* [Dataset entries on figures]
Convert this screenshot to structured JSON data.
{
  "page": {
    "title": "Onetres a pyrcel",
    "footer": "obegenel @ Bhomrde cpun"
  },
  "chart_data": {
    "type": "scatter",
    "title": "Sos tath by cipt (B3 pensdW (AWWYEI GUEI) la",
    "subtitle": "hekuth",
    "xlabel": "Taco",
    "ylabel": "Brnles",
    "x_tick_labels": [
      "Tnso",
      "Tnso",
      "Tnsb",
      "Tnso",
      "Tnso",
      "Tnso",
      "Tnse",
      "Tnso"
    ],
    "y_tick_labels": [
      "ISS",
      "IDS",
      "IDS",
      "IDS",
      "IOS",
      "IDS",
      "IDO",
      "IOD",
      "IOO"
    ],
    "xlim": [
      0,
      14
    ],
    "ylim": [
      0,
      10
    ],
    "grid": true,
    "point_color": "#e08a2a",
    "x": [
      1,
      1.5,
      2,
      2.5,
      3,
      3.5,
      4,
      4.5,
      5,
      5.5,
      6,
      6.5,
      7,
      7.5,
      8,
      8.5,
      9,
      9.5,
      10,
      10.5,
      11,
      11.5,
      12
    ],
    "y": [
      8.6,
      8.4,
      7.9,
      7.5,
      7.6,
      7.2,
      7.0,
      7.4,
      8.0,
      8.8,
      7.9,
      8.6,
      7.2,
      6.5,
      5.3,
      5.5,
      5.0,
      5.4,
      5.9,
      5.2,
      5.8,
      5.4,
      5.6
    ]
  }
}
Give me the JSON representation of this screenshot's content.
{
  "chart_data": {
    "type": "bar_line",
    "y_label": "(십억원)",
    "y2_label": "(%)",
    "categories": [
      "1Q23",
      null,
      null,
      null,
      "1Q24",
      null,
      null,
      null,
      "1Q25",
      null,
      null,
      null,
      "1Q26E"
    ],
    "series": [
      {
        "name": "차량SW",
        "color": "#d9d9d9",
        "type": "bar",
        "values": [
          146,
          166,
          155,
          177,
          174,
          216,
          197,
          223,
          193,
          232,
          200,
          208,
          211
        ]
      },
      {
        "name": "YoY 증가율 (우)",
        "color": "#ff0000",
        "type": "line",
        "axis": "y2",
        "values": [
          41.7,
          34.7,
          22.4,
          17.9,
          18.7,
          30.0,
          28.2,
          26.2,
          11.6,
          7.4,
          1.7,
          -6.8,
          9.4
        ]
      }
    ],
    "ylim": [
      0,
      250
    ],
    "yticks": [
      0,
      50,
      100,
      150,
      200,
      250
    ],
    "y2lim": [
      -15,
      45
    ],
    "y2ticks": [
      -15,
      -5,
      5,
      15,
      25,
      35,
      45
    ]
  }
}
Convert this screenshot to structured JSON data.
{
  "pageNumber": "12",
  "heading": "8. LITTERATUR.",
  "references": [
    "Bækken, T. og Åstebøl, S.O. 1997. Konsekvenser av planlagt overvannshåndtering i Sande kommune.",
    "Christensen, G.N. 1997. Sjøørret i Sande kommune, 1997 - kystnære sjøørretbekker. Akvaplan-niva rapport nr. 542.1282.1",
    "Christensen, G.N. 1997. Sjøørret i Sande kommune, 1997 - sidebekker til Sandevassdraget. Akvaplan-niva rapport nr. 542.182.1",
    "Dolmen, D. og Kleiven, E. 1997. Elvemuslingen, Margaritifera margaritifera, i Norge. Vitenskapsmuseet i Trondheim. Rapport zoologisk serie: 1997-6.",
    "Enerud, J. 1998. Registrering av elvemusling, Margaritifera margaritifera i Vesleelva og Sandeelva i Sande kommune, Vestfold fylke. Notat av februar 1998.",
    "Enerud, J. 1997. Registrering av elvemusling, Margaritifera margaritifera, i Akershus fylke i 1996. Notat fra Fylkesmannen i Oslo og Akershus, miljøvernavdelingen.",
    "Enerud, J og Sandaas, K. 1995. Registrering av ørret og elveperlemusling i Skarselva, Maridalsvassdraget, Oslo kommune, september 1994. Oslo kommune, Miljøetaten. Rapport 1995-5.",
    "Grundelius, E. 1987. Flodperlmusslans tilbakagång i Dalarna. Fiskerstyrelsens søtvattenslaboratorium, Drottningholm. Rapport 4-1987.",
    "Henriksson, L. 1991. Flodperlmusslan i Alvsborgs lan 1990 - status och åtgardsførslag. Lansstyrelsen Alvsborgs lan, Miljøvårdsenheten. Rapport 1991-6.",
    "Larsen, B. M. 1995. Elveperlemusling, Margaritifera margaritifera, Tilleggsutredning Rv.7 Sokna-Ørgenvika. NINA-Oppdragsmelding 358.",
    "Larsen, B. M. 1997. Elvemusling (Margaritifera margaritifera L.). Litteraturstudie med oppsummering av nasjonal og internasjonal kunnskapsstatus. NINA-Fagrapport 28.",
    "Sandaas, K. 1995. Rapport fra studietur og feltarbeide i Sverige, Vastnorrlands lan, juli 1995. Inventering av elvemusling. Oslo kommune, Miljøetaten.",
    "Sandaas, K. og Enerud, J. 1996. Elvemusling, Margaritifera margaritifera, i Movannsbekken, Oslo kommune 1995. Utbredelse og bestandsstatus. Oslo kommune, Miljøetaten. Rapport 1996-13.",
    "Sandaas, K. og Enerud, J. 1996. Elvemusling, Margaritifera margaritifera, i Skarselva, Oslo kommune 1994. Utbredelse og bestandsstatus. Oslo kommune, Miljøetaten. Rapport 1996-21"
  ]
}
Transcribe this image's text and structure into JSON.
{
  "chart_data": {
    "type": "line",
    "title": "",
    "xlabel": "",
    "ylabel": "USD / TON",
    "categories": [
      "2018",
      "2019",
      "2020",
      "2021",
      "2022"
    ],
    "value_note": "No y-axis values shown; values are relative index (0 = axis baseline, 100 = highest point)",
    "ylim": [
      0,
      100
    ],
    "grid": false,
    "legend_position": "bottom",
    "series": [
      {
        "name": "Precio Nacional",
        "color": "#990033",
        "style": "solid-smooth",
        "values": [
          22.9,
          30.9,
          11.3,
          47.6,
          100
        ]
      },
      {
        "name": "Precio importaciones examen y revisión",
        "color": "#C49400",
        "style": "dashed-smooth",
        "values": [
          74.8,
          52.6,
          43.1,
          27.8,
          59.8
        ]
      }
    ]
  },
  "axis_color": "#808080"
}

* [WHAT IS BEING ASKED] Please repeat all the records above exactly as they appear.

* [EXERCISE RESULT]
Convert this screenshot to structured JSON data.
{
  "page": {
    "title": "Onetres a pyrcel",
    "footer": "obegenel @ Bhomrde cpun"
  },
  "chart_data": {
    "type": "scatter",
    "title": "Sos tath by cipt (B3 pensdW (AWWYEI GUEI) la",
    "subtitle": "hekuth",
    "xlabel": "Taco",
    "ylabel": "Brnles",
    "x_tick_labels": [
      "Tnso",
      "Tnso",
      "Tnsb",
      "Tnso",
      "Tnso",
      "Tnso",
      "Tnse",
      "Tnso"
    ],
    "y_tick_labels": [
      "ISS",
      "IDS",
      "IDS",
      "IDS",
      "IOS",
      "IDS",
      "IDO",
      "IOD",
      "IOO"
    ],
    "xlim": [
      0,
      14
    ],
    "ylim": [
      0,
      10
    ],
    "grid": true,
    "point_color": "#e08a2a",
    "x": [
      1,
      1.5,
      2,
      2.5,
      3,
      3.5,
      4,
      4.5,
      5,
      5.5,
      6,
      6.5,
      7,
      7.5,
      8,
      8.5,
      9,
      9.5,
      10,
      10.5,
      11,
      11.5,
      12
    ],
    "y": [
      8.6,
      8.4,
      7.9,
      7.5,
      7.6,
      7.2,
      7.0,
      7.4,
      8.0,
      8.8,
      7.9,
      8.6,
      7.2,
      6.5,
      5.3,
      5.5,
      5.0,
      5.4,
      5.9,
      5.2,
      5.8,
      5.4,
      5.6
    ]
  }
}
Give me the JSON representation of this screenshot's content.
{
  "chart_data": {
    "type": "bar_line",
    "y_label": "(십억원)",
    "y2_label": "(%)",
    "categories": [
      "1Q23",
      null,
      null,
      null,
      "1Q24",
      null,
      null,
      null,
      "1Q25",
      null,
      null,
      null,
      "1Q26E"
    ],
    "series": [
      {
        "name": "차량SW",
        "color": "#d9d9d9",
        "type": "bar",
        "values": [
          146,
          166,
          155,
          177,
          174,
          216,
          197,
          223,
          193,
          232,
          200,
          208,
          211
        ]
      },
      {
        "name": "YoY 증가율 (우)",
        "color": "#ff0000",
        "type": "line",
        "axis": "y2",
        "values": [
          41.7,
          34.7,
          22.4,
          17.9,
          18.7,
          30.0,
          28.2,
          26.2,
          11.6,
          7.4,
          1.7,
          -6.8,
          9.4
        ]
      }
    ],
    "ylim": [
      0,
      250
    ],
    "yticks": [
      0,
      50,
      100,
      150,
      200,
      250
    ],
    "y2lim": [
      -15,
      45
    ],
    "y2ticks": [
      -15,
      -5,
      5,
      15,
      25,
      35,
      45
    ]
  }
}
Convert this screenshot to structured JSON data.
{
  "pageNumber": "12",
  "heading": "8. LITTERATUR.",
  "references": [
    "Bækken, T. og Åstebøl, S.O. 1997. Konsekvenser av planlagt overvannshåndtering i Sande kommune.",
    "Christensen, G.N. 1997. Sjøørret i Sande kommune, 1997 - kystnære sjøørretbekker. Akvaplan-niva rapport nr. 542.1282.1",
    "Christensen, G.N. 1997. Sjøørret i Sande kommune, 1997 - sidebekker til Sandevassdraget. Akvaplan-niva rapport nr. 542.182.1",
    "Dolmen, D. og Kleiven, E. 1997. Elvemuslingen, Margaritifera margaritifera, i Norge. Vitenskapsmuseet i Trondheim. Rapport zoologisk serie: 1997-6.",
    "Enerud, J. 1998. Registrering av elvemusling, Margaritifera margaritifera i Vesleelva og Sandeelva i Sande kommune, Vestfold fylke. Notat av februar 1998.",
    "Enerud, J. 1997. Registrering av elvemusling, Margaritifera margaritifera, i Akershus fylke i 1996. Notat fra Fylkesmannen i Oslo og Akershus, miljøvernavdelingen.",
    "Enerud, J og Sandaas, K. 1995. Registrering av ørret og elveperlemusling i Skarselva, Maridalsvassdraget, Oslo kommune, september 1994. Oslo kommune, Miljøetaten. Rapport 1995-5.",
    "Grundelius, E. 1987. Flodperlmusslans tilbakagång i Dalarna. Fiskerstyrelsens søtvattenslaboratorium, Drottningholm. Rapport 4-1987.",
    "Henriksson, L. 1991. Flodperlmusslan i Alvsborgs lan 1990 - status och åtgardsførslag. Lansstyrelsen Alvsborgs lan, Miljøvårdsenheten. Rapport 1991-6.",
    "Larsen, B. M. 1995. Elveperlemusling, Margaritifera margaritifera, Tilleggsutredning Rv.7 Sokna-Ørgenvika. NINA-Oppdragsmelding 358.",
    "Larsen, B. M. 1997. Elvemusling (Margaritifera margaritifera L.). Litteraturstudie med oppsummering av nasjonal og internasjonal kunnskapsstatus. NINA-Fagrapport 28.",
    "Sandaas, K. 1995. Rapport fra studietur og feltarbeide i Sverige, Vastnorrlands lan, juli 1995. Inventering av elvemusling. Oslo kommune, Miljøetaten.",
    "Sandaas, K. og Enerud, J. 1996. Elvemusling, Margaritifera margaritifera, i Movannsbekken, Oslo kommune 1995. Utbredelse og bestandsstatus. Oslo kommune, Miljøetaten. Rapport 1996-13.",
    "Sandaas, K. og Enerud, J. 1996. Elvemusling, Margaritifera margaritifera, i Skarselva, Oslo kommune 1994. Utbredelse og bestandsstatus. Oslo kommune, Miljøetaten. Rapport 1996-21"
  ]
}
Transcribe this image's text and structure into JSON.
{
  "chart_data": {
    "type": "line",
    "title": "",
    "xlabel": "",
    "ylabel": "USD / TON",
    "categories": [
      "2018",
      "2019",
      "2020",
      "2021",
      "2022"
    ],
    "value_note": "No y-axis values shown; values are relative index (0 = axis baseline, 100 = highest point)",
    "ylim": [
      0,
      100
    ],
    "grid": false,
    "legend_position": "bottom",
    "series": [
      {
        "name": "Precio Nacional",
        "color": "#990033",
        "style": "solid-smooth",
        "values": [
          22.9,
          30.9,
          11.3,
          47.6,
          100
        ]
      },
      {
        "name": "Precio importaciones examen y revisión",
        "color": "#C49400",
        "style": "dashed-smooth",
        "values": [
          74.8,
          52.6,
          43.1,
          27.8,
          59.8
        ]
      }
    ]
  },
  "axis_color": "#808080"
}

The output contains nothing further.